##### DATA FOR THIS EXERCISE #####

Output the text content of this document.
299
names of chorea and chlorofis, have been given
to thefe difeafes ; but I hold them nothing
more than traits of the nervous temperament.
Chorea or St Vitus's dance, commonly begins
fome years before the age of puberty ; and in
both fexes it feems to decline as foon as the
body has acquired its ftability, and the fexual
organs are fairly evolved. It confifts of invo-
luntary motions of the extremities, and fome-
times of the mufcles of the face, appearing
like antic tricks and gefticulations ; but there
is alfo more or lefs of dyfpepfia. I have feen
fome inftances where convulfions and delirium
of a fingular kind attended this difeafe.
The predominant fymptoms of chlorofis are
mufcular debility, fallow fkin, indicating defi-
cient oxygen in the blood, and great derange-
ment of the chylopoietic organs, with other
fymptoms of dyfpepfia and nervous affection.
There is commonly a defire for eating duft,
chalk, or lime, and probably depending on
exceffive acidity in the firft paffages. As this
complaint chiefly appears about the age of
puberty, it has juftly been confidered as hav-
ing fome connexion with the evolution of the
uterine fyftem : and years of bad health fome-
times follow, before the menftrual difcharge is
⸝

#####

[TO BE DONE]: Output the whole listing above again, word for word.

[SOLUTION TO THIS TASK]:
Output the text content of this document.
299
names of chorea and chlorofis, have been given
to thefe difeafes ; but I hold them nothing
more than traits of the nervous temperament.
Chorea or St Vitus's dance, commonly begins
fome years before the age of puberty ; and in
both fexes it feems to decline as foon as the
body has acquired its ftability, and the fexual
organs are fairly evolved. It confifts of invo-
luntary motions of the extremities, and fome-
times of the mufcles of the face, appearing
like antic tricks and gefticulations ; but there
is alfo more or lefs of dyfpepfia. I have feen
fome inftances where convulfions and delirium
of a fingular kind attended this difeafe.
The predominant fymptoms of chlorofis are
mufcular debility, fallow fkin, indicating defi-
cient oxygen in the blood, and great derange-
ment of the chylopoietic organs, with other
fymptoms of dyfpepfia and nervous affection.
There is commonly a defire for eating duft,
chalk, or lime, and probably depending on
exceffive acidity in the firft paffages. As this
complaint chiefly appears about the age of
puberty, it has juftly been confidered as hav-
ing fome connexion with the evolution of the
uterine fyftem : and years of bad health fome-
times follow, before the menftrual difcharge is
⸝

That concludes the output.